- **BRIEF A**
According to the text about William P. Lear, in what year did he sell his interest in Lear, Inc.?
- **BRIEF B**
Print the part of the text about William P. Lear that opens with the words containing "BACKGROUND AND ACHIEVEMENTS" and closes with "and his mobility.".
- **BRIEF C**
Give what follows the last sentence of the text about William P. Lear.

--- PAGE EXTRACT ---

BACKGROUND AND ACHIEVEMENTS

 

William P. Lear, Sr circa 1976Aviation and electronics were natural avenues of endeavor for William P. Lear.

The long-range vision of William P. Lear brought into being many products and ideas of lasting benefit to man and his mobility.

All his life, William P. Lear dealt with radical advances in the ways that people communicate with each other and the way they travel. If you fly, listen to the radio, receive mail by air, of have a radio or tape player in your car, you're the beneficiary of the Lear genius.

Any one of Bill Lear's many corporate careers would have represented a satisfactory life's work for an ordinary man.  As an inventor, he is the recipient of more than 140 patents and is credited with these "firsts", accomplishments essential to the world's corporate and industrial vitality:

  • First radio in an automobile (in 1922, which originated the Motorola radio).
  • First navigational radio for general aviation aircraft
  • First radio direction-finder for general aviation aircraft
  • First practical wire recorder
  • First lightweight aircraft automatic pilot for general aviation aircraft.
  • First eight-track stereo tape player and cartridges
  • First successful business jet airplane (500 sold up to May 1975 and 2000+ units built through 2006) which defined what a business-jet should be and whose name has become legendary.

His ideas in electronics for aircraft were the cornerstones of Lear, Inc., which grew from its 1930 founding to an industry with plants in California, the Midwest and Europe employing more than 5,000 persons and approaching $100,000,000 in annual sales. In 1962, Mr. Lear sold his interest in Lear, Inc., (which became Lear-Siegler) to finance his firm conviction - shared by few others at the time - that there was a market for a jet-powered business aircraft.

--- EXERCISE DATA ---

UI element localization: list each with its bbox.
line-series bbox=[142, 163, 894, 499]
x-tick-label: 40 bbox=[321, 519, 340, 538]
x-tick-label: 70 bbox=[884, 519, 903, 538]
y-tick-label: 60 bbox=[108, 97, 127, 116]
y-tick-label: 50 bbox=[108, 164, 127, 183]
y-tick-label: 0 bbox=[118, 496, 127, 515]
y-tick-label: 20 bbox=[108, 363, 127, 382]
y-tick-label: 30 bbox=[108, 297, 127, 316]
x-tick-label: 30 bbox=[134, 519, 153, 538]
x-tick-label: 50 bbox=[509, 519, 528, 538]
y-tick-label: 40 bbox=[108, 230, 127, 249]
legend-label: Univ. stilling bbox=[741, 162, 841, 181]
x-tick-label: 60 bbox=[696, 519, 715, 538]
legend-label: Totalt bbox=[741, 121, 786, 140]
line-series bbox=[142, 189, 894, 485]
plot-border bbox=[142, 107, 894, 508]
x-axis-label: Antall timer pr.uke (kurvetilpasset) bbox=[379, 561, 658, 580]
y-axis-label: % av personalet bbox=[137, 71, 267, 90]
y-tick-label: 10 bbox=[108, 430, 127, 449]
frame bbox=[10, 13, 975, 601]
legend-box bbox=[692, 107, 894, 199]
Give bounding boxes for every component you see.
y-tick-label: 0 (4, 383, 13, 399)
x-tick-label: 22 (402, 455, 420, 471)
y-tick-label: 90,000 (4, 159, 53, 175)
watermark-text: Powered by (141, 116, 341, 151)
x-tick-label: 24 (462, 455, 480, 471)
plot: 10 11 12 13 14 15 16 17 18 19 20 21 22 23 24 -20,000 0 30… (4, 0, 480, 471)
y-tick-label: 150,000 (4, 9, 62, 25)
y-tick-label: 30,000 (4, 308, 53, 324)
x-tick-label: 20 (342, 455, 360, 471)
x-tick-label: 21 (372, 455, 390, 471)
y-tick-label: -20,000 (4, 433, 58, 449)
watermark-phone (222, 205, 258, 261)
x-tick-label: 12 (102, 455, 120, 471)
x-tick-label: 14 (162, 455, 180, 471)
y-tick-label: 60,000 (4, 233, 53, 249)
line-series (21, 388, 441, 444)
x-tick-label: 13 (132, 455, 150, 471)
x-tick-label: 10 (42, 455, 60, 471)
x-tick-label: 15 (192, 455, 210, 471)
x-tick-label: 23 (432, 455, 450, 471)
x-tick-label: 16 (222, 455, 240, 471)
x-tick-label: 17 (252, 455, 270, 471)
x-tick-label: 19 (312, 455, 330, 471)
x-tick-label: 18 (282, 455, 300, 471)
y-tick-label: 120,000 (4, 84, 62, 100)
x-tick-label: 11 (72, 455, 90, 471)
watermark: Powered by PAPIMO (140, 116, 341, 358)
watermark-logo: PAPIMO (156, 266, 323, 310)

---

- **WRITTEN ANSWER A**
1962

- **WRITTEN ANSWER B**
BACKGROUND AND ACHIEVEMENTS

 

William P. Lear, Sr circa 1976Aviation and electronics were natural avenues of endeavor for William P. Lear.

The long-range vision of William P. Lear brought into being many products and ideas of lasting benefit to man and his mobility.

- **WRITTEN ANSWER C**
Representing a new challenge, the successful launching of the world-famous LearJet demonstrated the breadth of talent and skill possessed by William P. Lear. It set the seal on a track record of success in every major project he has undertaken, a record studded with such honors as the Collier Trophy, the Horatio Alger Award, the Great Silver Medal of the. City of Paris, Sweden's Thulin Medal, the Franklin Medal, and Honorary Doctorates of Engineering from the University of Michigan, Notre Dame and University of Nevada/Reno and a Doctorate of Science from the Art Center College of Design.

Never content or satisfied, William P. Lear sold his LearJet Companies to Gates Rubber Company in 1967, and has continued with the same ingenuity, drive and inventive genius to establish new companies with new advanced developments and products in Reno, Nevada. His entire attention then became directed to the design and development of the twin jet engine aircraft Learstar 600 which was subsequently built under license by Canadair / Bombardier and is known today and include the Challenger Series aircraft as well as the Regional Jet series of aircraft. William P. Lear's last years were dedicated to the Lear Fan, a revolutionary all-composite aircraft which eventually died without the careful eye and strong leadership of its creator.